What follows is a listing; give it again exactly, in its entirety.
** Begin Input **
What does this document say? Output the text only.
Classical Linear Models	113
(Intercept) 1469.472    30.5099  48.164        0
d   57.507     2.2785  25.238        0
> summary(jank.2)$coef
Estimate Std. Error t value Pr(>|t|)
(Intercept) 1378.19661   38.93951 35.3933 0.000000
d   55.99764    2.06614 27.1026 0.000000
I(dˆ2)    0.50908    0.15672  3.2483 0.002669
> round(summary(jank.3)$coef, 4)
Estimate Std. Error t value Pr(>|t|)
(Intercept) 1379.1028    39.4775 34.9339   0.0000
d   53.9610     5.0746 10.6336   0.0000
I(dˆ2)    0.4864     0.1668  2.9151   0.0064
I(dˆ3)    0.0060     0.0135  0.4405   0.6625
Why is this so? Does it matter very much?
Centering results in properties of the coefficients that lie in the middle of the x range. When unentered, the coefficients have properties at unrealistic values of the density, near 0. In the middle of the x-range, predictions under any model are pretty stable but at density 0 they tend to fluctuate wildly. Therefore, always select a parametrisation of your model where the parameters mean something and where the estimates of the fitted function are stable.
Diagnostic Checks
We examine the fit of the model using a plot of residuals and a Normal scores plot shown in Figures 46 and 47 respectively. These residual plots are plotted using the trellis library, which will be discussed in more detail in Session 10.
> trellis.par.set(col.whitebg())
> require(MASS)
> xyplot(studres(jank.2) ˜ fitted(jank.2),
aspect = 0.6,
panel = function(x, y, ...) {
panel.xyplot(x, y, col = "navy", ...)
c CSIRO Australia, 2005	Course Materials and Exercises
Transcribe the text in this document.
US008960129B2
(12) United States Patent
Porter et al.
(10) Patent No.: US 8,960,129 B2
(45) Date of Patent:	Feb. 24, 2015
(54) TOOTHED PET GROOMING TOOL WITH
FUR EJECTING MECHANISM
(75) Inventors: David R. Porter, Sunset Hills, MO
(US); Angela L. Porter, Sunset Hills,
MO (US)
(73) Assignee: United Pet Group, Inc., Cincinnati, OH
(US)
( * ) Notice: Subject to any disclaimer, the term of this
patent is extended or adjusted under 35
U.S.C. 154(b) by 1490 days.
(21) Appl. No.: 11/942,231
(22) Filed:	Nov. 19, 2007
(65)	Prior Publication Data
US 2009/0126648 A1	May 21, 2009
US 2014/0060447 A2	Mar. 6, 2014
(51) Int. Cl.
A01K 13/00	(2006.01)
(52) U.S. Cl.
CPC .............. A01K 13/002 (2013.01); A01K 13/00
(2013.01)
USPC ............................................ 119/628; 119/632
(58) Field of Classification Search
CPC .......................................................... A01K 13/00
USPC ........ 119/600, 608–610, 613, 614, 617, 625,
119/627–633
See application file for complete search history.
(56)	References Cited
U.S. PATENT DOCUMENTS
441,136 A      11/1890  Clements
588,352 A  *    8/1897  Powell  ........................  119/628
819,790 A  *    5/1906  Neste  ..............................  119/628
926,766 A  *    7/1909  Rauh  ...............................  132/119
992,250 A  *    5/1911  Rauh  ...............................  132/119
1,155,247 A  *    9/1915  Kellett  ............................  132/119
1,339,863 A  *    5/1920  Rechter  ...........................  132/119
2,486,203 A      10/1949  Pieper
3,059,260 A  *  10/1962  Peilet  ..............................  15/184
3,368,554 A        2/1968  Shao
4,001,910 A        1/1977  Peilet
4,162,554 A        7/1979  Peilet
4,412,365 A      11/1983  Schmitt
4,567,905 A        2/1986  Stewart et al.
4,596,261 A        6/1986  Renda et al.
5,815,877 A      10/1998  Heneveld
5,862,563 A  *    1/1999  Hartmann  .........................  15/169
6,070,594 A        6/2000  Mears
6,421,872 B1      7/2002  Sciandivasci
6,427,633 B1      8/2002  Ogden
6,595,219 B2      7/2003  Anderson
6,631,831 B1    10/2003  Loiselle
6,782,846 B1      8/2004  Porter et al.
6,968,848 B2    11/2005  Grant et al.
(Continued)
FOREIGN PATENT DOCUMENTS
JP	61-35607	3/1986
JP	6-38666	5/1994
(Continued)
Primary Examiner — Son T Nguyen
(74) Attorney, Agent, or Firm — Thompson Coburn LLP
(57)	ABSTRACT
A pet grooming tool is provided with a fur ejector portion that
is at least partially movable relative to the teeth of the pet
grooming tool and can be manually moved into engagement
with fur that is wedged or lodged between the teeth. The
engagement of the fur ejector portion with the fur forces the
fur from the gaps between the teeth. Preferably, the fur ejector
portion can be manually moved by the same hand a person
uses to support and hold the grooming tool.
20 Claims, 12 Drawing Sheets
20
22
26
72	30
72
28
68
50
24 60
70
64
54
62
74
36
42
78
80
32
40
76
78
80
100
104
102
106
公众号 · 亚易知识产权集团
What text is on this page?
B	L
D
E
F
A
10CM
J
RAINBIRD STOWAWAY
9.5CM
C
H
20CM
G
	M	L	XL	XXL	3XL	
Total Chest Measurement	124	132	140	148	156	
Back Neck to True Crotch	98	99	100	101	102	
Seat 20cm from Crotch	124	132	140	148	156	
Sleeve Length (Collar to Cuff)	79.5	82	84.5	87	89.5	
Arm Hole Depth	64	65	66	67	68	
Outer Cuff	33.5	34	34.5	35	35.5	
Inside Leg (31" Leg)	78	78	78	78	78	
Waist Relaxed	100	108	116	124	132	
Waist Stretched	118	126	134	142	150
** End Input **
_Response to this task:_
What does this document say? Output the text only.
Classical Linear Models	113
(Intercept) 1469.472    30.5099  48.164        0
d   57.507     2.2785  25.238        0
> summary(jank.2)$coef
Estimate Std. Error t value Pr(>|t|)
(Intercept) 1378.19661   38.93951 35.3933 0.000000
d   55.99764    2.06614 27.1026 0.000000
I(dˆ2)    0.50908    0.15672  3.2483 0.002669
> round(summary(jank.3)$coef, 4)
Estimate Std. Error t value Pr(>|t|)
(Intercept) 1379.1028    39.4775 34.9339   0.0000
d   53.9610     5.0746 10.6336   0.0000
I(dˆ2)    0.4864     0.1668  2.9151   0.0064
I(dˆ3)    0.0060     0.0135  0.4405   0.6625
Why is this so? Does it matter very much?
Centering results in properties of the coefficients that lie in the middle of the x range. When unentered, the coefficients have properties at unrealistic values of the density, near 0. In the middle of the x-range, predictions under any model are pretty stable but at density 0 they tend to fluctuate wildly. Therefore, always select a parametrisation of your model where the parameters mean something and where the estimates of the fitted function are stable.
Diagnostic Checks
We examine the fit of the model using a plot of residuals and a Normal scores plot shown in Figures 46 and 47 respectively. These residual plots are plotted using the trellis library, which will be discussed in more detail in Session 10.
> trellis.par.set(col.whitebg())
> require(MASS)
> xyplot(studres(jank.2) ˜ fitted(jank.2),
aspect = 0.6,
panel = function(x, y, ...) {
panel.xyplot(x, y, col = "navy", ...)
c CSIRO Australia, 2005	Course Materials and Exercises
Transcribe the text in this document.
US008960129B2
(12) United States Patent
Porter et al.
(10) Patent No.: US 8,960,129 B2
(45) Date of Patent:	Feb. 24, 2015
(54) TOOTHED PET GROOMING TOOL WITH
FUR EJECTING MECHANISM
(75) Inventors: David R. Porter, Sunset Hills, MO
(US); Angela L. Porter, Sunset Hills,
MO (US)
(73) Assignee: United Pet Group, Inc., Cincinnati, OH
(US)
( * ) Notice: Subject to any disclaimer, the term of this
patent is extended or adjusted under 35
U.S.C. 154(b) by 1490 days.
(21) Appl. No.: 11/942,231
(22) Filed:	Nov. 19, 2007
(65)	Prior Publication Data
US 2009/0126648 A1	May 21, 2009
US 2014/0060447 A2	Mar. 6, 2014
(51) Int. Cl.
A01K 13/00	(2006.01)
(52) U.S. Cl.
CPC .............. A01K 13/002 (2013.01); A01K 13/00
(2013.01)
USPC ............................................ 119/628; 119/632
(58) Field of Classification Search
CPC .......................................................... A01K 13/00
USPC ........ 119/600, 608–610, 613, 614, 617, 625,
119/627–633
See application file for complete search history.
(56)	References Cited
U.S. PATENT DOCUMENTS
441,136 A      11/1890  Clements
588,352 A  *    8/1897  Powell  ........................  119/628
819,790 A  *    5/1906  Neste  ..............................  119/628
926,766 A  *    7/1909  Rauh  ...............................  132/119
992,250 A  *    5/1911  Rauh  ...............................  132/119
1,155,247 A  *    9/1915  Kellett  ............................  132/119
1,339,863 A  *    5/1920  Rechter  ...........................  132/119
2,486,203 A      10/1949  Pieper
3,059,260 A  *  10/1962  Peilet  ..............................  15/184
3,368,554 A        2/1968  Shao
4,001,910 A        1/1977  Peilet
4,162,554 A        7/1979  Peilet
4,412,365 A      11/1983  Schmitt
4,567,905 A        2/1986  Stewart et al.
4,596,261 A        6/1986  Renda et al.
5,815,877 A      10/1998  Heneveld
5,862,563 A  *    1/1999  Hartmann  .........................  15/169
6,070,594 A        6/2000  Mears
6,421,872 B1      7/2002  Sciandivasci
6,427,633 B1      8/2002  Ogden
6,595,219 B2      7/2003  Anderson
6,631,831 B1    10/2003  Loiselle
6,782,846 B1      8/2004  Porter et al.
6,968,848 B2    11/2005  Grant et al.
(Continued)
FOREIGN PATENT DOCUMENTS
JP	61-35607	3/1986
JP	6-38666	5/1994
(Continued)
Primary Examiner — Son T Nguyen
(74) Attorney, Agent, or Firm — Thompson Coburn LLP
(57)	ABSTRACT
A pet grooming tool is provided with a fur ejector portion that
is at least partially movable relative to the teeth of the pet
grooming tool and can be manually moved into engagement
with fur that is wedged or lodged between the teeth. The
engagement of the fur ejector portion with the fur forces the
fur from the gaps between the teeth. Preferably, the fur ejector
portion can be manually moved by the same hand a person
uses to support and hold the grooming tool.
20 Claims, 12 Drawing Sheets
20
22
26
72	30
72
28
68
50
24 60
70
64
54
62
74
36
42
78
80
32
40
76
78
80
100
104
102
106
公众号 · 亚易知识产权集团
What text is on this page?
B	L
D
E
F
A
10CM
J
RAINBIRD STOWAWAY
9.5CM
C
H
20CM
G
	M	L	XL	XXL	3XL	
Total Chest Measurement	124	132	140	148	156	
Back Neck to True Crotch	98	99	100	101	102	
Seat 20cm from Crotch	124	132	140	148	156	
Sleeve Length (Collar to Cuff)	79.5	82	84.5	87	89.5	
Arm Hole Depth	64	65	66	67	68	
Outer Cuff	33.5	34	34.5	35	35.5	
Inside Leg (31" Leg)	78	78	78	78	78	
Waist Relaxed	100	108	116	124	132	
Waist Stretched	118	126	134	142	150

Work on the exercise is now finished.